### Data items
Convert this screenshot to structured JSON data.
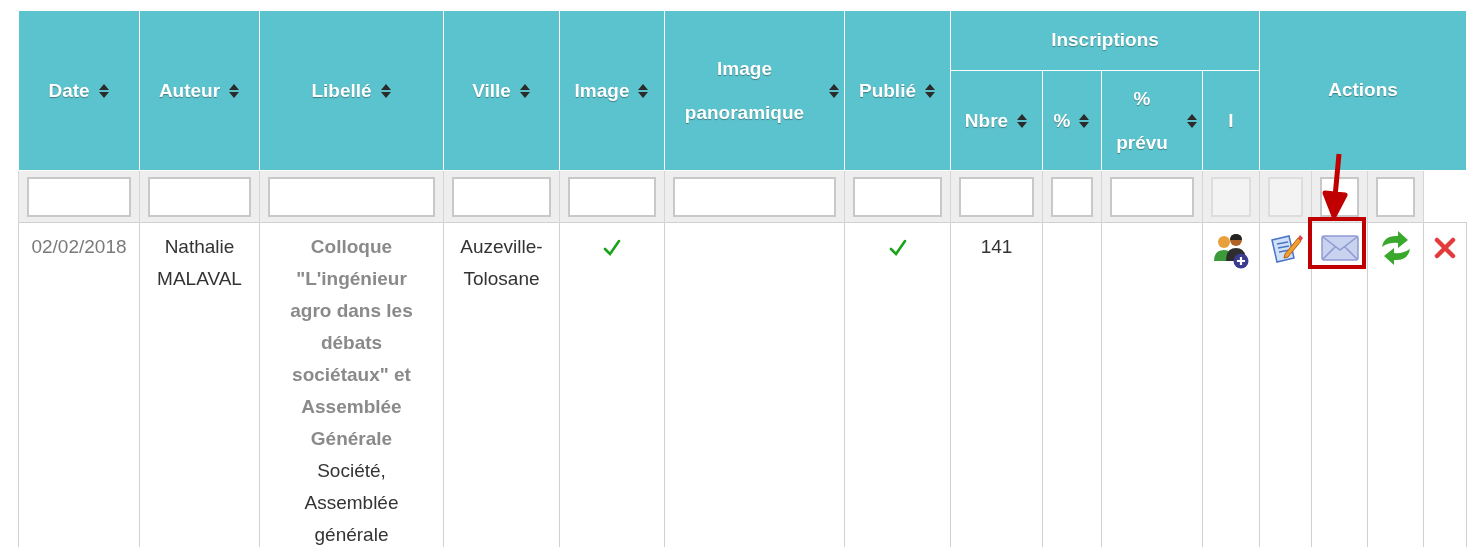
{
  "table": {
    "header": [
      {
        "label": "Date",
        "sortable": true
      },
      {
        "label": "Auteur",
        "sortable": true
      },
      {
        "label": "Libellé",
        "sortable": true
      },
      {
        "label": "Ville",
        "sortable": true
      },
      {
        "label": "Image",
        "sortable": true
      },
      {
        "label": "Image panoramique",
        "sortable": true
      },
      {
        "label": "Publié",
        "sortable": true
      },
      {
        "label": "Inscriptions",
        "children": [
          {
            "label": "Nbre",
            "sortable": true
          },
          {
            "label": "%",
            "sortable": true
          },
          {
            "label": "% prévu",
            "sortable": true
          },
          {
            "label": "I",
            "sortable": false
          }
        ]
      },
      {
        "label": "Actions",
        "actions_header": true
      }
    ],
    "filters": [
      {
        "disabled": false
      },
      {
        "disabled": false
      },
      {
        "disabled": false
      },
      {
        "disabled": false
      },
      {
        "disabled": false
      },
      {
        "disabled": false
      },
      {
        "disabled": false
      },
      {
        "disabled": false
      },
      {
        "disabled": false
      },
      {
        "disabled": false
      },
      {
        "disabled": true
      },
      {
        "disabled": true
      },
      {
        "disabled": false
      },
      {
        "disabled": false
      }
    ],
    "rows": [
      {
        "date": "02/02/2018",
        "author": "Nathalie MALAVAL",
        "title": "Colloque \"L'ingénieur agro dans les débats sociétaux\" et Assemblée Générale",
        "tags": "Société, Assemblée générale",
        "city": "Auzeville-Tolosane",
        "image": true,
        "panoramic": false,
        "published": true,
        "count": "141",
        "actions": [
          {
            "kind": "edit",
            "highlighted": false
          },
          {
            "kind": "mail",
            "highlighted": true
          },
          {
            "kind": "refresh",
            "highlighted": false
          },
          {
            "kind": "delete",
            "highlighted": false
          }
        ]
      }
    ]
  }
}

...

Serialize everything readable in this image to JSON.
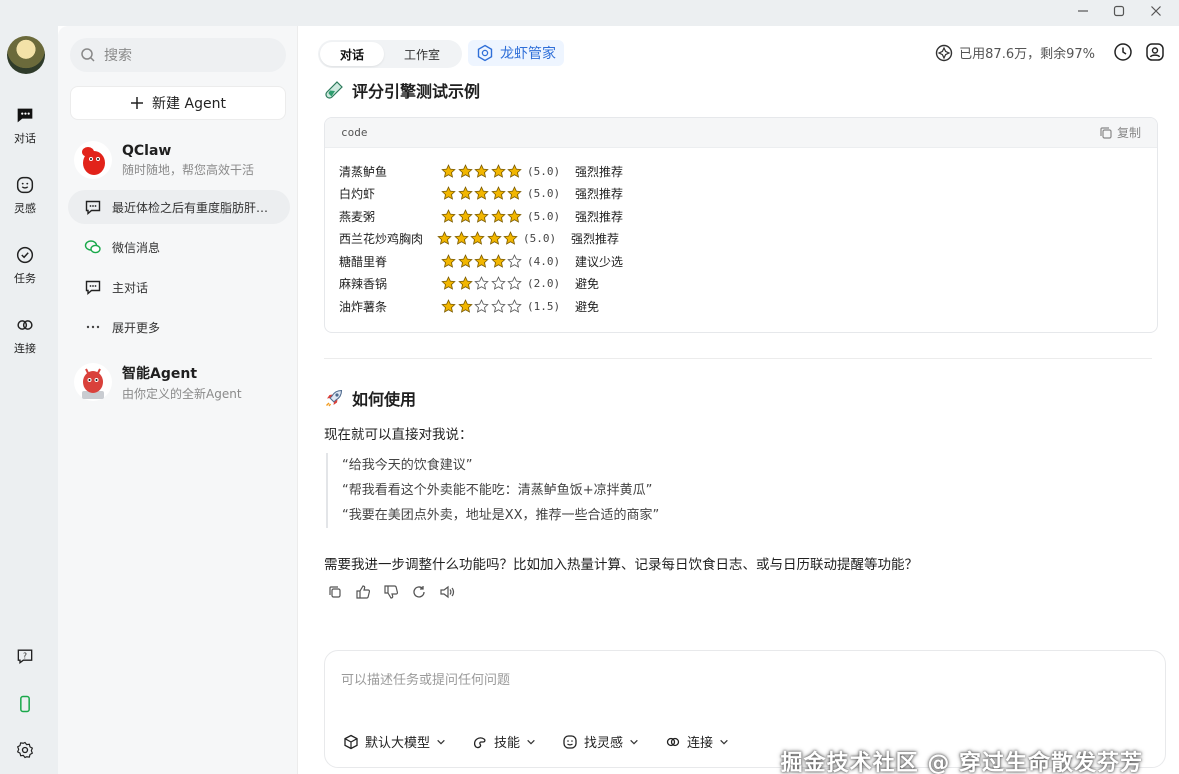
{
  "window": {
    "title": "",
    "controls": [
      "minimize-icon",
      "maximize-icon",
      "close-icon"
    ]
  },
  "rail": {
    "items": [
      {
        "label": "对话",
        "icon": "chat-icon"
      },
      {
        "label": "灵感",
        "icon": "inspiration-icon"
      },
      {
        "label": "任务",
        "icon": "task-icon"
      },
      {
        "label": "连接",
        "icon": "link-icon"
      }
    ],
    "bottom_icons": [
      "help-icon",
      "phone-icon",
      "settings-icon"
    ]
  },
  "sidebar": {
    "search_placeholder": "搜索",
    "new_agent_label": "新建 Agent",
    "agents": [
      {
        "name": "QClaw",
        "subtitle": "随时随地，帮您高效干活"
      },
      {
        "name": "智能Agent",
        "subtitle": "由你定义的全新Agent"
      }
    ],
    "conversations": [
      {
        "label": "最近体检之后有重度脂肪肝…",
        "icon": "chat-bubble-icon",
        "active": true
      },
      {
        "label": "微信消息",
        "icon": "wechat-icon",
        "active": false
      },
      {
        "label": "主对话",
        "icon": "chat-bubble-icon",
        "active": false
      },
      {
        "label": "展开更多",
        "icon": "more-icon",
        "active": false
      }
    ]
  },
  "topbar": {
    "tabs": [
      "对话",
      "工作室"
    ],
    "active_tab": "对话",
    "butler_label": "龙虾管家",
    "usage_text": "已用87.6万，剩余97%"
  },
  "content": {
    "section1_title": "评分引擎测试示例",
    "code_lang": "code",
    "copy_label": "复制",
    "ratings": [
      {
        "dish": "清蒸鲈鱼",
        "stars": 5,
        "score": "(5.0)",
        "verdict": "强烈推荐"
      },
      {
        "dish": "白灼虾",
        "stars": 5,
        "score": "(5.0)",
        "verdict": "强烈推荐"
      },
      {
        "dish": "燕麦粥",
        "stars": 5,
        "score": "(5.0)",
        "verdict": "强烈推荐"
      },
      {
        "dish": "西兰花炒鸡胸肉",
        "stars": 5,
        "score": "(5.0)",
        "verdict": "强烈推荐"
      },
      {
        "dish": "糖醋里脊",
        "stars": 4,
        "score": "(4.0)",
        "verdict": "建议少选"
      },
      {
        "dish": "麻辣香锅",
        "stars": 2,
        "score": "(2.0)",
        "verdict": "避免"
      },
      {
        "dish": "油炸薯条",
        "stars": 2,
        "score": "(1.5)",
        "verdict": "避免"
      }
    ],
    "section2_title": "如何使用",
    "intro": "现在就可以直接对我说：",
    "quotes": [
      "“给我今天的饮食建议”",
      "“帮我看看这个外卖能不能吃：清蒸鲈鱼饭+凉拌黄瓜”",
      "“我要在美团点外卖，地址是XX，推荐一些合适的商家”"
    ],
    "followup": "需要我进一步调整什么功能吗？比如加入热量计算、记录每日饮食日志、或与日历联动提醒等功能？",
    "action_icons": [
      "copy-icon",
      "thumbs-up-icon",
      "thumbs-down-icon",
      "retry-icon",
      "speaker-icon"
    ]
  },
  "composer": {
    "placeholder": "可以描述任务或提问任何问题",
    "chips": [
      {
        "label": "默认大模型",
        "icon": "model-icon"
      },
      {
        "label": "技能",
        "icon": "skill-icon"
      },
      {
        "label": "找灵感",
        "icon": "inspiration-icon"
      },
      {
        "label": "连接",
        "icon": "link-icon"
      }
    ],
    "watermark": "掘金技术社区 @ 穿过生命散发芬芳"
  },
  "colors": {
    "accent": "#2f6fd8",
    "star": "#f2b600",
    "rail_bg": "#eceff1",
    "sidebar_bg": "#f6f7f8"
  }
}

### TO BE DONE
Show each line of the data that contains the string "kind".

### RIGHT ANSWER
            "kind": "edit",
            "kind": "mail",
            "kind": "refresh",
            "kind": "delete",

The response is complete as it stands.